Entries taken from a collection
■ ■ ■ ■ ■ ■ ■

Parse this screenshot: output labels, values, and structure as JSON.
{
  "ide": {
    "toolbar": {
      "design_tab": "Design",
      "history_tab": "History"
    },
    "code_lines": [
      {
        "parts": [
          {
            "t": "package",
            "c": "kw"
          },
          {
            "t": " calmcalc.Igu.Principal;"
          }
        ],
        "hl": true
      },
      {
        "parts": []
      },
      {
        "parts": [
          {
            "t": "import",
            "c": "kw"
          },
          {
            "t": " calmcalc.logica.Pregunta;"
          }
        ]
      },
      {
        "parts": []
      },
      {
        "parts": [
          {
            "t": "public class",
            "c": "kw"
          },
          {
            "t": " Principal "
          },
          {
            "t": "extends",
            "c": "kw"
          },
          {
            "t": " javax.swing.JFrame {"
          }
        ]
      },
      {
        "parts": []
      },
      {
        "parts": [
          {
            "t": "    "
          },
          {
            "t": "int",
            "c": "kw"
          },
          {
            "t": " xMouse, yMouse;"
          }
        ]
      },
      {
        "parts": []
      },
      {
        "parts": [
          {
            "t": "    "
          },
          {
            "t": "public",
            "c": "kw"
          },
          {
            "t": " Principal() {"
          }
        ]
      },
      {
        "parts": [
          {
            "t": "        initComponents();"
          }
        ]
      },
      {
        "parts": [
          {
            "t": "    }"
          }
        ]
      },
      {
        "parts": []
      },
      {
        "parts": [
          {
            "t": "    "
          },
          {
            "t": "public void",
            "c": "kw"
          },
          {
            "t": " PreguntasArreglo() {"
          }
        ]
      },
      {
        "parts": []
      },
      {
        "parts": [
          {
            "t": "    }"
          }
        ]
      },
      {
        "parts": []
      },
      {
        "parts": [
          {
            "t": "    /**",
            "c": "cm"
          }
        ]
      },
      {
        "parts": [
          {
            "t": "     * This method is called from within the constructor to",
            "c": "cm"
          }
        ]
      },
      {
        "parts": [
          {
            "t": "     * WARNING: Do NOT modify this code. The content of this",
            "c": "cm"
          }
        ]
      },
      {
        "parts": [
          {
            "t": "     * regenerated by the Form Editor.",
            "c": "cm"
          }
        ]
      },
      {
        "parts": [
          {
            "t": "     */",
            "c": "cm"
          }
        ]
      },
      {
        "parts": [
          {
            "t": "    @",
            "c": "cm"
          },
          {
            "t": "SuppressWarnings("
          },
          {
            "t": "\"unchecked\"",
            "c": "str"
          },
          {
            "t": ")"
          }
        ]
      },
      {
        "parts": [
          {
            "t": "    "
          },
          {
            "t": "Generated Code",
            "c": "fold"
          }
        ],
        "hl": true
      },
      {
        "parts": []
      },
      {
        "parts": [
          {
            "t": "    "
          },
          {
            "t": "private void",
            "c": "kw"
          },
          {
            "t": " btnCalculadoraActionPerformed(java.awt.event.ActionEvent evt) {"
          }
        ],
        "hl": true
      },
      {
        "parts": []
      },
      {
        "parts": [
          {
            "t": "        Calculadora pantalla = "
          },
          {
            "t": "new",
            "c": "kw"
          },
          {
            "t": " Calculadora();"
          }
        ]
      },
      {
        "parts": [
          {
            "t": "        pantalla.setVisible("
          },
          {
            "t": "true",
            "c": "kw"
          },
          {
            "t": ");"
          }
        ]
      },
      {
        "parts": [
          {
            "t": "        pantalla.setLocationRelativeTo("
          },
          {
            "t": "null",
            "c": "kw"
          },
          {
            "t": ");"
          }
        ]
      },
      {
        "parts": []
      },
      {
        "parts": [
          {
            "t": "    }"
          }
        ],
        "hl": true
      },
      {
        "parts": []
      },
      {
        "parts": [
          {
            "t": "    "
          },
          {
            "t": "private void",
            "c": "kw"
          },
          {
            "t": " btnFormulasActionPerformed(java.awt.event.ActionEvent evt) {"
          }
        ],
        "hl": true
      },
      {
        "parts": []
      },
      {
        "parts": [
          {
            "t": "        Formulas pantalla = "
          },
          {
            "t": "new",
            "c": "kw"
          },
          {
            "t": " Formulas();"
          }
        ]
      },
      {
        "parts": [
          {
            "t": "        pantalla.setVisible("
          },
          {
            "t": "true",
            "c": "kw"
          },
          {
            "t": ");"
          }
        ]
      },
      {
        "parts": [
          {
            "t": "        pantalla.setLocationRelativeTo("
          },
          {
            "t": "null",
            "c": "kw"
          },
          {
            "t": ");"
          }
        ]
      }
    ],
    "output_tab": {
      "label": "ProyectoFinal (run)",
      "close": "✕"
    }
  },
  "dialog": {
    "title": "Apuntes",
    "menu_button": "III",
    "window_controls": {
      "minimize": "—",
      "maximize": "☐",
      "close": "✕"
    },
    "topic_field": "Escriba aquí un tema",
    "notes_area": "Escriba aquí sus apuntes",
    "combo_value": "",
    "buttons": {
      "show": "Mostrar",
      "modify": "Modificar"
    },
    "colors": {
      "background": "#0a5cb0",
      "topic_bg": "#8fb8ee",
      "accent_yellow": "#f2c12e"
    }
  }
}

■ ■ ■ ■ ■ ■ ■

## PROBLEM DETAILS
Search the entries for the word "event" and pick out every line that holds it.

## WRITTEN ANSWER
            "t": " btnCalculadoraActionPerformed(java.awt.event.ActionEvent evt) {"
            "t": " btnFormulasActionPerformed(java.awt.event.ActionEvent evt) {"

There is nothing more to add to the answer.